> _WORK INSTRUCTIONS_: Filter the entries below, keeping every line that has the word "screenshot".

'''

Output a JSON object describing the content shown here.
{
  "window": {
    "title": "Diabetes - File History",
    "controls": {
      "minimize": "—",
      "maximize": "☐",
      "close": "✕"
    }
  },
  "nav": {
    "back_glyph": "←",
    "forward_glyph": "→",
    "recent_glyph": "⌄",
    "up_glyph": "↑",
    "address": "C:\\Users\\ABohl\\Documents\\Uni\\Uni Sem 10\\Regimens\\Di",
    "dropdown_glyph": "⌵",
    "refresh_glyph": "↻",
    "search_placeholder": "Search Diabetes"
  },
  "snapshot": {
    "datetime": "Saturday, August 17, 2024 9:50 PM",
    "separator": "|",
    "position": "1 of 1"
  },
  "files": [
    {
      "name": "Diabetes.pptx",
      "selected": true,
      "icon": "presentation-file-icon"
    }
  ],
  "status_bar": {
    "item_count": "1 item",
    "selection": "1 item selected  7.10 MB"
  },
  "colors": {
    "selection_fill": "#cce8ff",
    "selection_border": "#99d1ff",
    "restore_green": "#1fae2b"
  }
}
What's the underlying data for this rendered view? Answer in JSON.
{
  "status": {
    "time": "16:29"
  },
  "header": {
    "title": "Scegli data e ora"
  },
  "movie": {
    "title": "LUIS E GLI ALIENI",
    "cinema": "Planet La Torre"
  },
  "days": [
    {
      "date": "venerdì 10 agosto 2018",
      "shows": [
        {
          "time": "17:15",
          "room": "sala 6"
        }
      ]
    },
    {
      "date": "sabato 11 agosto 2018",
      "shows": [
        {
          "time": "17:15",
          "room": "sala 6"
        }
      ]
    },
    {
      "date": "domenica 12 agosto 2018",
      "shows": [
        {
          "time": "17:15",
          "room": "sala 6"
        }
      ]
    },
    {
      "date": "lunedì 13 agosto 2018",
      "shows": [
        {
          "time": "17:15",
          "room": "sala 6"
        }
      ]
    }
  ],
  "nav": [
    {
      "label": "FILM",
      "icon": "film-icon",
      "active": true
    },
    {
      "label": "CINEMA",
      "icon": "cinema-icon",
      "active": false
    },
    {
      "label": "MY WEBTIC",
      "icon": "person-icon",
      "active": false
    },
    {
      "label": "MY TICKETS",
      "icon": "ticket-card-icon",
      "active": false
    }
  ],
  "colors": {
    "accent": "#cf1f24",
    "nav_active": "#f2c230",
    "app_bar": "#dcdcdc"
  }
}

'''
'''

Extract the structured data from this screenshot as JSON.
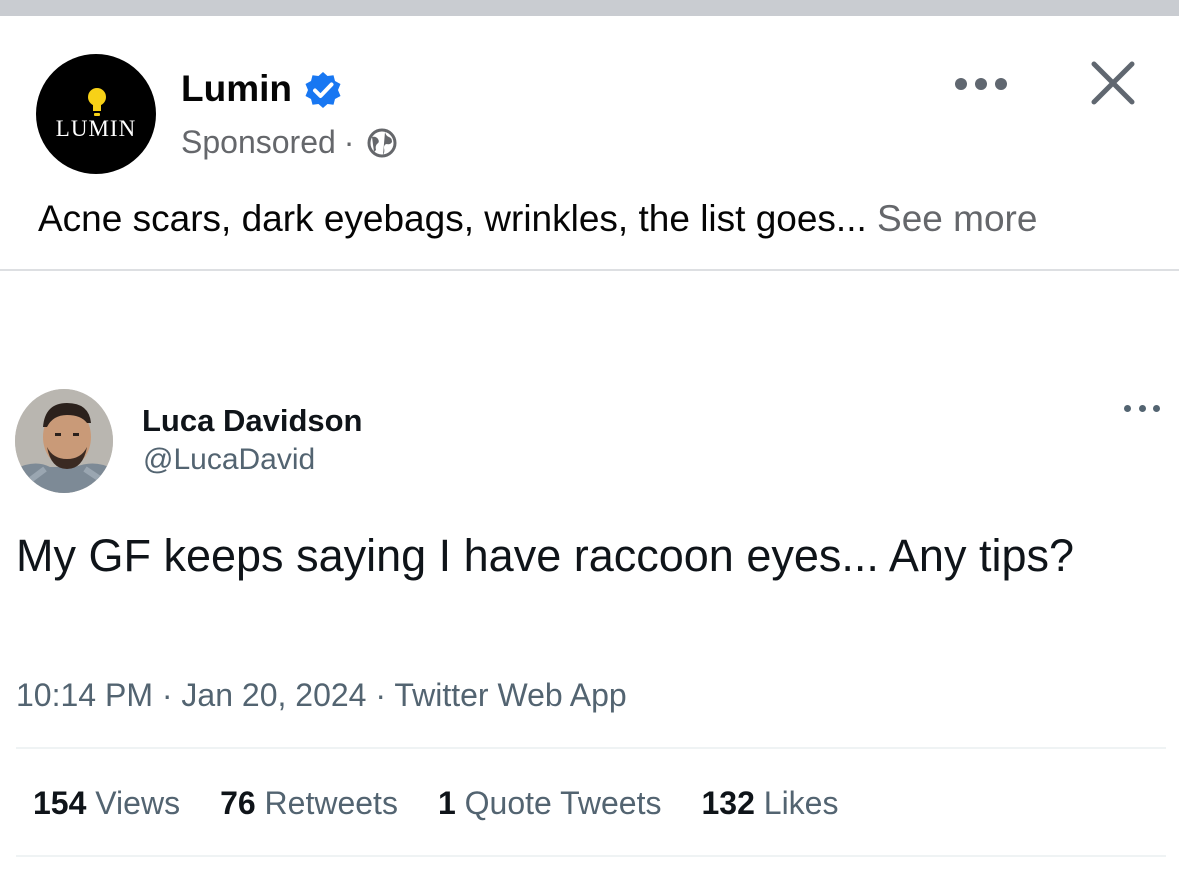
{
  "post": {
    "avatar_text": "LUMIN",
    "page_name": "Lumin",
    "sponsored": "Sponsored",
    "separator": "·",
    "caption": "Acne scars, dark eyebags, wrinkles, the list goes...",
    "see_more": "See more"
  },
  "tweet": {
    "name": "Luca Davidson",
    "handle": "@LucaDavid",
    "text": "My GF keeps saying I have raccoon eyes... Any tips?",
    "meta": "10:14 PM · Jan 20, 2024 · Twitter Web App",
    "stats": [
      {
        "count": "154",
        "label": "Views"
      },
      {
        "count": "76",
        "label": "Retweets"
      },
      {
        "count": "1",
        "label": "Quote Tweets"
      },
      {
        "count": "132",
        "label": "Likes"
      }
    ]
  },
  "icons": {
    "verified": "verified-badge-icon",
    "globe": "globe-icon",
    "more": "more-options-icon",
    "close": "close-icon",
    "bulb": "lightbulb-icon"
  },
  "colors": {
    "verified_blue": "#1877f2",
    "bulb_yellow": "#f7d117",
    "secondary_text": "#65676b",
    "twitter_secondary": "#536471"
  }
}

'''
'''

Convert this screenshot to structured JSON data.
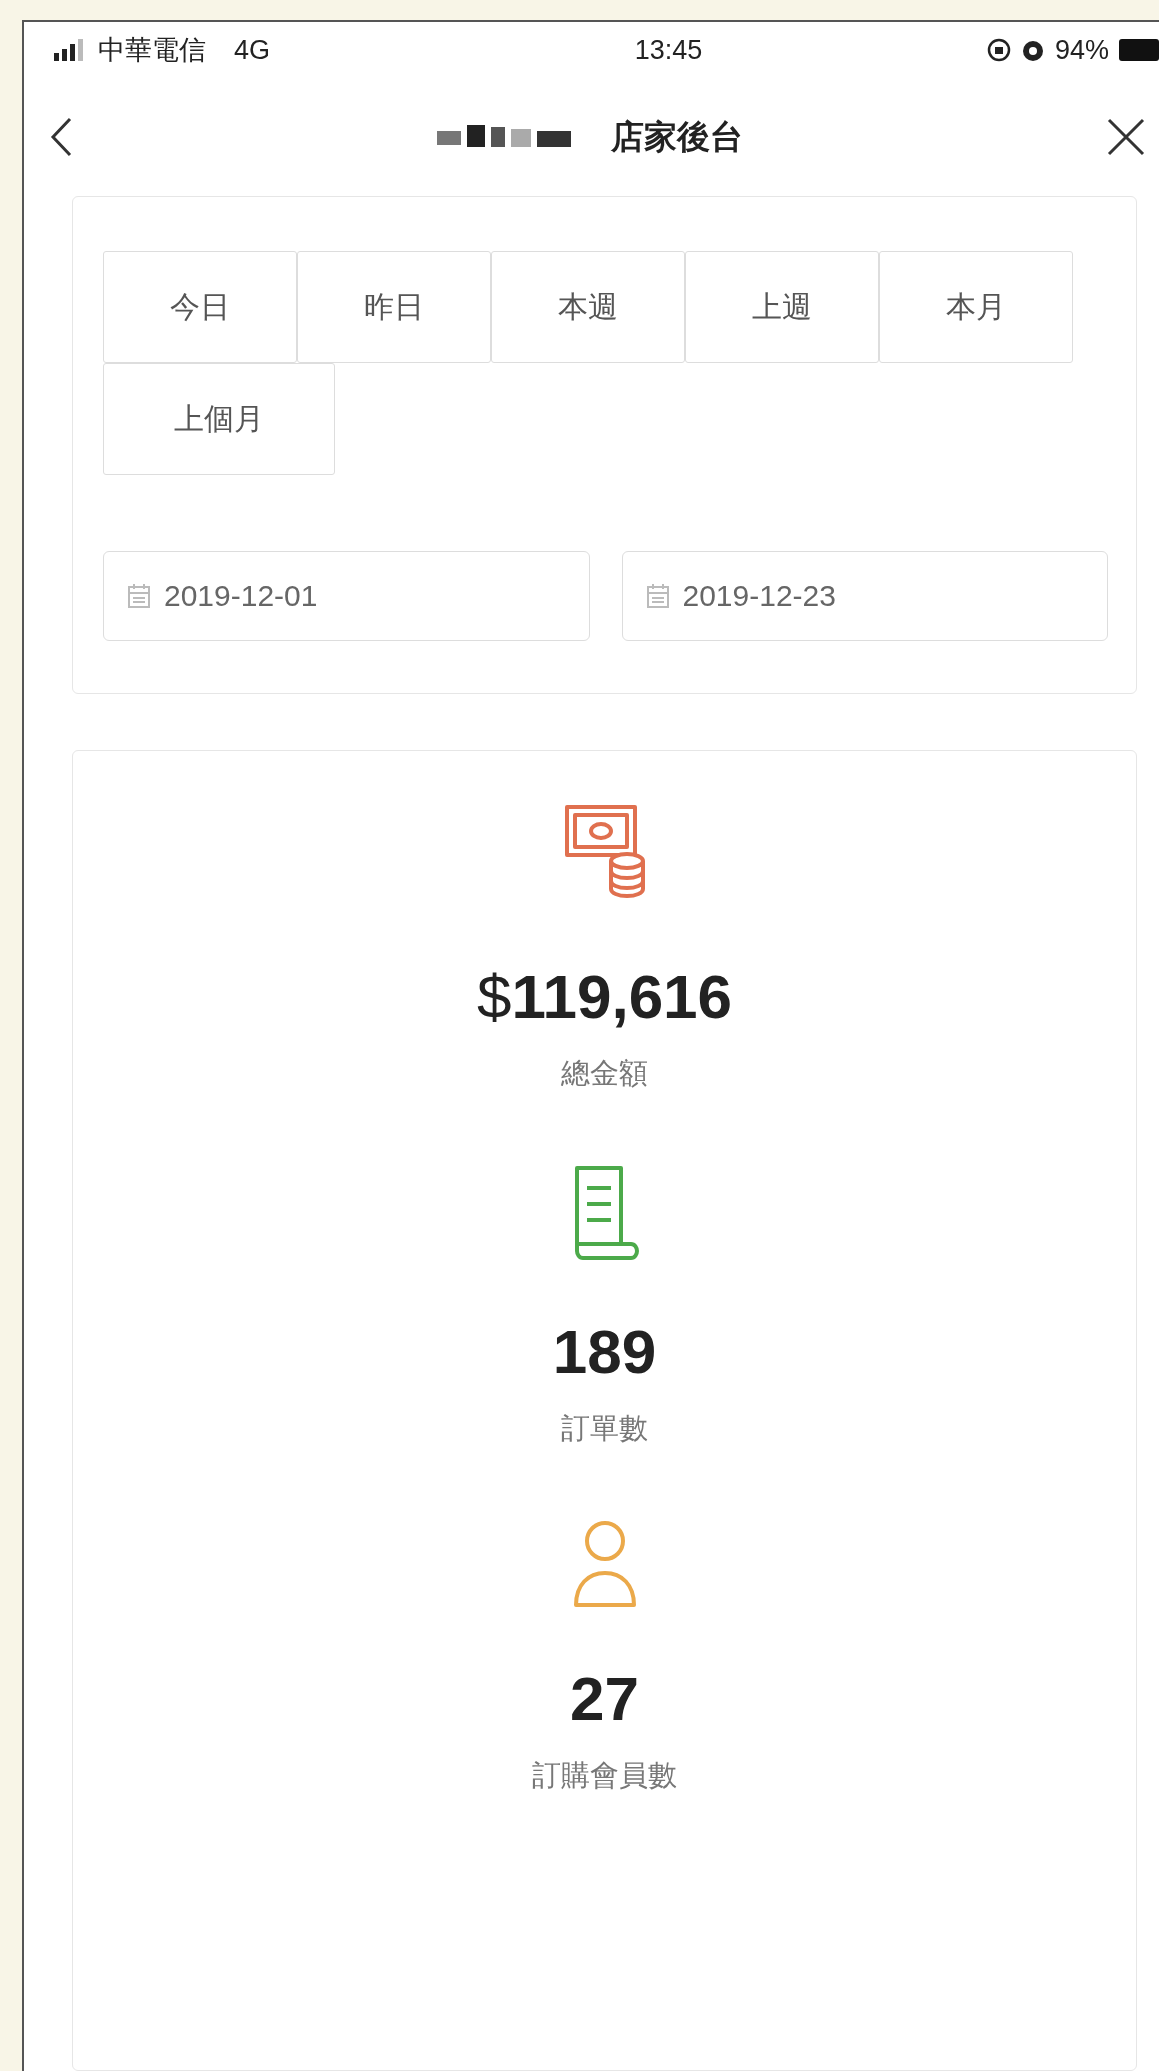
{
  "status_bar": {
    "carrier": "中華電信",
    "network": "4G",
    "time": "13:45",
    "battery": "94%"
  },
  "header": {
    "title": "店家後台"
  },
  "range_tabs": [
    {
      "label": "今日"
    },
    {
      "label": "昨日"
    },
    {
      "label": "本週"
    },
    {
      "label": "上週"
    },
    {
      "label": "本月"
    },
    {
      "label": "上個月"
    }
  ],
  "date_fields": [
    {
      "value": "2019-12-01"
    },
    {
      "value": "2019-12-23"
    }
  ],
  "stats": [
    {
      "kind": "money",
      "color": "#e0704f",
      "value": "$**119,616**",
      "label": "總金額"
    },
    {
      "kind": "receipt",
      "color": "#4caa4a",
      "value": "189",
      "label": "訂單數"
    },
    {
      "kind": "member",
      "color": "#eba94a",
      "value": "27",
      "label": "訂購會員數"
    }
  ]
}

'''

> _PROBLEM SOLUTION_:
Extract the structured data from this screenshot as JSON.
Convert this screenshot to structured JSON data.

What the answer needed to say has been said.